--- START Data rows ---

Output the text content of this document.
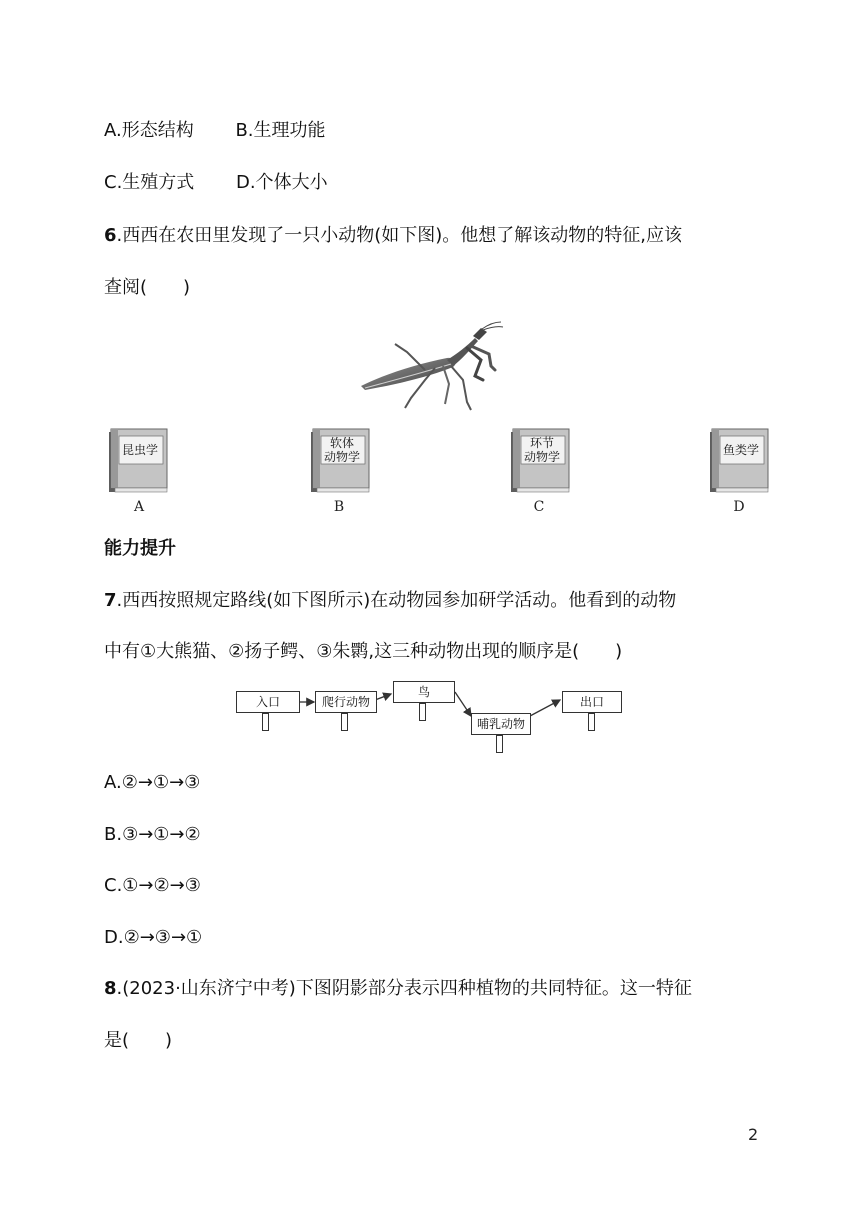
A.形态结构 B.生理功能
C.生殖方式 D.个体大小
6.西西在农田里发现了一只小动物(如下图)。他想了解该动物的特征,应该
查阅(　　)
昆虫学
A
软体
动物学
B
环节
动物学
C
鱼类学
D
能力提升
7.西西按照规定路线(如下图所示)在动物园参加研学活动。他看到的动物
中有①大熊猫、②扬子鳄、③朱鹮,这三种动物出现的顺序是(　　)
入口	爬行动物
鸟
哺乳动物
出口
A.②→①→③
B.③→①→②
C.①→②→③
D.②→③→①
8.(2023·山东济宁中考)下图阴影部分表示四种植物的共同特征。这一特征
是(　　)
2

--- END Data rows ---

> _Exercise objective_
Pictures are excluded; output everything else in the data verbatim.

> _Answer for the task_
Output the text content of this document.
A.形态结构 B.生理功能
C.生殖方式 D.个体大小
6.西西在农田里发现了一只小动物(如下图)。他想了解该动物的特征,应该
查阅(　　)
昆虫学
A
软体
动物学
B
环节
动物学
C
鱼类学
D
能力提升
7.西西按照规定路线(如下图所示)在动物园参加研学活动。他看到的动物
中有①大熊猫、②扬子鳄、③朱鹮,这三种动物出现的顺序是(　　)
入口	爬行动物
鸟
哺乳动物
出口
A.②→①→③
B.③→①→②
C.①→②→③
D.②→③→①
8.(2023·山东济宁中考)下图阴影部分表示四种植物的共同特征。这一特征
是(　　)
2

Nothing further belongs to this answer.